#### Task goal:
Lay out every line of the entries below as a Markdown table with two columns, Row and Line, giving each line a row number and skipping blank lines. Leave the pictures out of the table.

[Stored data entries]
— Start —
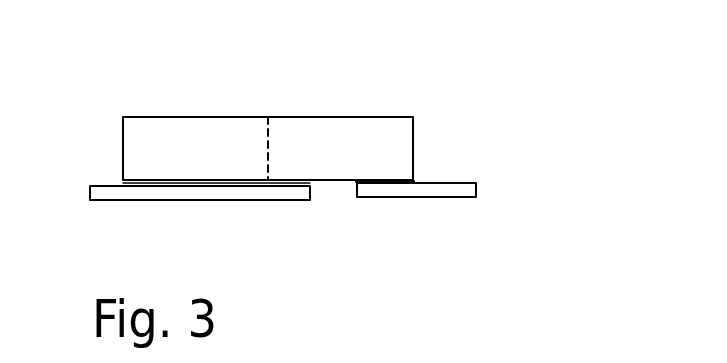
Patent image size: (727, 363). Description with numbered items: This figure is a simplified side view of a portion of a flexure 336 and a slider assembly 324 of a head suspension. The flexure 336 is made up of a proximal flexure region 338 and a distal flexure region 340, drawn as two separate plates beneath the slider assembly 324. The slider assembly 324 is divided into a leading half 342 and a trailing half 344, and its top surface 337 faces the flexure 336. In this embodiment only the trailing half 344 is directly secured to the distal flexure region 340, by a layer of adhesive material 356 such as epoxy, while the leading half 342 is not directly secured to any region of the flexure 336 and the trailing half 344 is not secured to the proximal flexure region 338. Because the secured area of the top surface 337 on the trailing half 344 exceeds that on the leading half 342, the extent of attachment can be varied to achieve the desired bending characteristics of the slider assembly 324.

The slider assembly 324 is at (468, 90).
The leading half 342 is at (200, 106).
The trailing half 344 is at (361, 106).
The adhesive material 356 is at (413, 180).
The top surface 337 is at (208, 182).
The flexure 336 is at (507, 209).
The proximal flexure region 338 is at (273, 187).
The distal flexure region 340 is at (375, 193).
— End —
#### Result of the task:
| Row | Line |
|---|---|
| 1 | Patent image size: (727, 363). Description with numbered items: This figure is a simplified side view of a portion of a flexure 336 and a slider assembly 324 of a head suspension. The flexure 336 is made up of a proximal flexure region 338 and a distal flexure region 340, drawn as two separate plates beneath the slider assembly 324. The slider assembly 324 is divided into a leading half 342 and a trailing half 344, and its top surface 337 faces the flexure 336. In this embodiment only the trailing half 344 is directly secured to the distal flexure region 340, by a layer of adhesive material 356 such as epoxy, while the leading half 342 is not directly secured to any region of the flexure 336 and the trailing half 344 is not secured to the proximal flexure region 338. Because the secured area of the top surface 337 on the trailing half 344 exceeds that on the leading half 342, the extent of attachment can be varied to achieve the desired bending characteristics of the slider assembly 324. |
| 2 | The slider assembly 324 is at (468, 90). |
| 3 | The leading half 342 is at (200, 106). |
| 4 | The trailing half 344 is at (361, 106). |
| 5 | The adhesive material 356 is at (413, 180). |
| 6 | The top surface 337 is at (208, 182). |
| 7 | The flexure 336 is at (507, 209). |
| 8 | The proximal flexure region 338 is at (273, 187). |
| 9 | The distal flexure region 340 is at (375, 193). |